** AIM OF THE EXERCISE **
In the data below, locate each line with the word "luật" and list it.

-------- EXERCISE MATERIALS --------

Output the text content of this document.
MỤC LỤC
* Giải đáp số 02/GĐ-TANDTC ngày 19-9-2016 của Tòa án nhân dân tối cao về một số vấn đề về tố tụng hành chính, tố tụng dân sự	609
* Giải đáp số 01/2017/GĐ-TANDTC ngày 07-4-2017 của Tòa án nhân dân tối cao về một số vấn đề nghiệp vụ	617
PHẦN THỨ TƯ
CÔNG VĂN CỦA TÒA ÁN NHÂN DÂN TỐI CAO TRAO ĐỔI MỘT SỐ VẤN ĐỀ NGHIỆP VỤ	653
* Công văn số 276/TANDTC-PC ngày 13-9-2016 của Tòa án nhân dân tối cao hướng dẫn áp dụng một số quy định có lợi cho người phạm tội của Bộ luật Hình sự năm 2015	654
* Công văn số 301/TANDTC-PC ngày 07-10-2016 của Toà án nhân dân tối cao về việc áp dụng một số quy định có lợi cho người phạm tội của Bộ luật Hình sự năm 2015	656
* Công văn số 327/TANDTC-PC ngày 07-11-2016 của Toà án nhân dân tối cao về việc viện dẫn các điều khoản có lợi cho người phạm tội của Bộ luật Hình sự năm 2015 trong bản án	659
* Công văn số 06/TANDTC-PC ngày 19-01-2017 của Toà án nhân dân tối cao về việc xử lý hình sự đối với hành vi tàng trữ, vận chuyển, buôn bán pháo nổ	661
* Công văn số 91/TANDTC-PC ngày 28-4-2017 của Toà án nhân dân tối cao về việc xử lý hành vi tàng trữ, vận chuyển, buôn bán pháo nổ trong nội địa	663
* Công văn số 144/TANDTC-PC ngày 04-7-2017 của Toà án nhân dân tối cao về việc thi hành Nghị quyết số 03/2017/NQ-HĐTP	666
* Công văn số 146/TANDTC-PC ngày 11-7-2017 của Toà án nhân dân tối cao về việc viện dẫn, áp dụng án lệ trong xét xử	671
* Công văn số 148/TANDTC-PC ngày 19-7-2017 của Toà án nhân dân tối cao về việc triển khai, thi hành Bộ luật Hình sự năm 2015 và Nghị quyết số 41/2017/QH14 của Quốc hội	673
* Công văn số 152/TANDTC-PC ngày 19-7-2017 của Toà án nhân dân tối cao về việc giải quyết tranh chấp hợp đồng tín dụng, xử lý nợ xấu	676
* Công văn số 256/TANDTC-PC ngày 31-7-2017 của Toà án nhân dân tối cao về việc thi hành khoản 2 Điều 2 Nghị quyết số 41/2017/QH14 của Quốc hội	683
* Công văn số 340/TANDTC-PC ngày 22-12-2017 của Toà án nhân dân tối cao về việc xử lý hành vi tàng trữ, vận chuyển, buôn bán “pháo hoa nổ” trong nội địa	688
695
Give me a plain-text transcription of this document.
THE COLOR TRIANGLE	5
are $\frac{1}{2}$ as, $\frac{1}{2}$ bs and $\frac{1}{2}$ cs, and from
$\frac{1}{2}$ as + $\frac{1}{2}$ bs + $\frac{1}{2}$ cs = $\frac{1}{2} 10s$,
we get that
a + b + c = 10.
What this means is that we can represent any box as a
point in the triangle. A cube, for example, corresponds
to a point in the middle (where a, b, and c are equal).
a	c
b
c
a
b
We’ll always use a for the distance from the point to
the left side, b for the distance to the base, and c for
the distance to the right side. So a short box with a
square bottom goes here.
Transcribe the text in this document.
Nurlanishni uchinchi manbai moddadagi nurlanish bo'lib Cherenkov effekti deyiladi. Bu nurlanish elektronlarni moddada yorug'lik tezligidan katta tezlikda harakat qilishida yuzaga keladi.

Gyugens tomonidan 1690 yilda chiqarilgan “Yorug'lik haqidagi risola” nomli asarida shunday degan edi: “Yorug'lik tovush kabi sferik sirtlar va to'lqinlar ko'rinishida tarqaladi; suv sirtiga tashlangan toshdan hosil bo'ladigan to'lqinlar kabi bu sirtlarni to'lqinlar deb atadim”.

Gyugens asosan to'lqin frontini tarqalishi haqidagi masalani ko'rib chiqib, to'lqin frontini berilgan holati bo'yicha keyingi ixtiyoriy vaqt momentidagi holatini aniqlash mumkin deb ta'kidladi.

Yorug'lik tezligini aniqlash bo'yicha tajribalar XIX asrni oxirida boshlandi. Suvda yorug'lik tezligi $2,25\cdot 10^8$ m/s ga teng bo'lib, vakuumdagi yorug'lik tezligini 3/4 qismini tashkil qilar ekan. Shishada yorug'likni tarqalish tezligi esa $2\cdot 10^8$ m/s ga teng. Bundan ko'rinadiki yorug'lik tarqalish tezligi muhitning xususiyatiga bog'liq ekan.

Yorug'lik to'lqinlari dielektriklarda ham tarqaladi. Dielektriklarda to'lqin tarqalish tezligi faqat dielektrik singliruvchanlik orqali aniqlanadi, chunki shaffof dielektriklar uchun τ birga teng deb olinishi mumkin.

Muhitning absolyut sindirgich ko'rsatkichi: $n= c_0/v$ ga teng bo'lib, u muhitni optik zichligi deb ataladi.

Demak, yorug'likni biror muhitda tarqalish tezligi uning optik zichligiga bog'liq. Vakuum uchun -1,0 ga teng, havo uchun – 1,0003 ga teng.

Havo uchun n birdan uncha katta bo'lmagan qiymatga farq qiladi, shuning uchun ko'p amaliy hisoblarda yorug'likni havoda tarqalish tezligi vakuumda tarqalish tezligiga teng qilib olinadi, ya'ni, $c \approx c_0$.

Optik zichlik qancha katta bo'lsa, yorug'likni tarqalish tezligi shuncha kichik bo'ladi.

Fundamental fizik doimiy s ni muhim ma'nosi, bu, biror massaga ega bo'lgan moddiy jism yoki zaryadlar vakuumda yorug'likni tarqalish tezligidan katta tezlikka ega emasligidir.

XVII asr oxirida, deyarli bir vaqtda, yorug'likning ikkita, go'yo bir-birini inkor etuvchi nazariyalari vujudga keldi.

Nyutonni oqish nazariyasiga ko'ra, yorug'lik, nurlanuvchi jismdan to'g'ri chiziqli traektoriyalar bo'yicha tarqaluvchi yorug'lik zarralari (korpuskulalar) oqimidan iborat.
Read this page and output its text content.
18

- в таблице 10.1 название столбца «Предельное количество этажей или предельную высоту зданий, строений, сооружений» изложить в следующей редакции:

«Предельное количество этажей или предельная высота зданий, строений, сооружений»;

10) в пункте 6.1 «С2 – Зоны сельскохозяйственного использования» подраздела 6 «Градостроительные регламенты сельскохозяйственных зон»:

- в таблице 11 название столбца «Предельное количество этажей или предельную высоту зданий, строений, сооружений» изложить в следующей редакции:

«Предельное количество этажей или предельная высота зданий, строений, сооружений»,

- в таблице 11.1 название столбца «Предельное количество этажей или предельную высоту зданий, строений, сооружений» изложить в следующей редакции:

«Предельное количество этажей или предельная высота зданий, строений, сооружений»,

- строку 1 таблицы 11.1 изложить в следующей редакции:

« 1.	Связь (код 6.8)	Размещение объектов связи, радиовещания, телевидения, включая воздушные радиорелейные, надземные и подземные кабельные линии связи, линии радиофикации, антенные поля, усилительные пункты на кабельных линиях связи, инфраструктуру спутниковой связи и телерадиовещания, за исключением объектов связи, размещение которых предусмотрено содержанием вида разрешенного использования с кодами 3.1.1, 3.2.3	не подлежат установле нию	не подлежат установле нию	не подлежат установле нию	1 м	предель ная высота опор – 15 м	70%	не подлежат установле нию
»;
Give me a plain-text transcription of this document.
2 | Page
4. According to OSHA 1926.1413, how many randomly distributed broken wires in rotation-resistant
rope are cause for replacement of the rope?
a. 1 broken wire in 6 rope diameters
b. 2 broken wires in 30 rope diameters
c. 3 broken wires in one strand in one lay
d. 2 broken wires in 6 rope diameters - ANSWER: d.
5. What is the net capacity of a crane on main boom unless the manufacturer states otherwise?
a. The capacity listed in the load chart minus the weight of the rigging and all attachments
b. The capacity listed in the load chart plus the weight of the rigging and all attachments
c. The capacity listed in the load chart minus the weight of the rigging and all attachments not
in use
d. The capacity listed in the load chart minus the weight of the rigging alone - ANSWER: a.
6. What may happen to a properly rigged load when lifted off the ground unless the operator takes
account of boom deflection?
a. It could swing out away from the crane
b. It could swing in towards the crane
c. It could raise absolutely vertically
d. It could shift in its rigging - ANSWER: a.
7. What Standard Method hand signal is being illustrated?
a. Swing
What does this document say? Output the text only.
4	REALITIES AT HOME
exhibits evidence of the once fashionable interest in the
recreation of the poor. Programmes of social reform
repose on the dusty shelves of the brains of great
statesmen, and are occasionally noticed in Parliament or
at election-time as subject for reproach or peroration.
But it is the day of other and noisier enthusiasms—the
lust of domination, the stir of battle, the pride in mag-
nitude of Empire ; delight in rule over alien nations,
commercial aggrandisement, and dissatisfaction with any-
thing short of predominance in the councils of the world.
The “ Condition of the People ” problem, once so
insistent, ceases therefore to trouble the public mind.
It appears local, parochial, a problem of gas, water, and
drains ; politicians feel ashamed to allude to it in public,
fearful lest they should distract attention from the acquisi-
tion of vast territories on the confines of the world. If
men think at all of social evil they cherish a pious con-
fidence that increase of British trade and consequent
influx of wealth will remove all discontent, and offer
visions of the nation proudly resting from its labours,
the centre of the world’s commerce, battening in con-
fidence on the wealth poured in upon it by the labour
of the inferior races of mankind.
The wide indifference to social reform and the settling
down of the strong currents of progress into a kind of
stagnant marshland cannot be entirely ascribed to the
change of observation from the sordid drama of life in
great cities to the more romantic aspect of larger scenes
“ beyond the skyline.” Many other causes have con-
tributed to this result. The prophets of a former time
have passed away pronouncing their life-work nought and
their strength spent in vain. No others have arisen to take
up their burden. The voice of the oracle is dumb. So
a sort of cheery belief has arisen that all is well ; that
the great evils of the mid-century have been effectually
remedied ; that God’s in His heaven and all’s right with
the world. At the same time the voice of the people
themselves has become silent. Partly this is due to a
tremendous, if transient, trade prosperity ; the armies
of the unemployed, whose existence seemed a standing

--------

** OUTPUT **
* Công văn số 276/TANDTC-PC ngày 13-9-2016 của Tòa án nhân dân tối cao hướng dẫn áp dụng một số quy định có lợi cho người phạm tội của Bộ luật Hình sự năm 2015	654
* Công văn số 301/TANDTC-PC ngày 07-10-2016 của Toà án nhân dân tối cao về việc áp dụng một số quy định có lợi cho người phạm tội của Bộ luật Hình sự năm 2015	656
* Công văn số 327/TANDTC-PC ngày 07-11-2016 của Toà án nhân dân tối cao về việc viện dẫn các điều khoản có lợi cho người phạm tội của Bộ luật Hình sự năm 2015 trong bản án	659
* Công văn số 148/TANDTC-PC ngày 19-7-2017 của Toà án nhân dân tối cao về việc triển khai, thi hành Bộ luật Hình sự năm 2015 và Nghị quyết số 41/2017/QH14 của Quốc hội	673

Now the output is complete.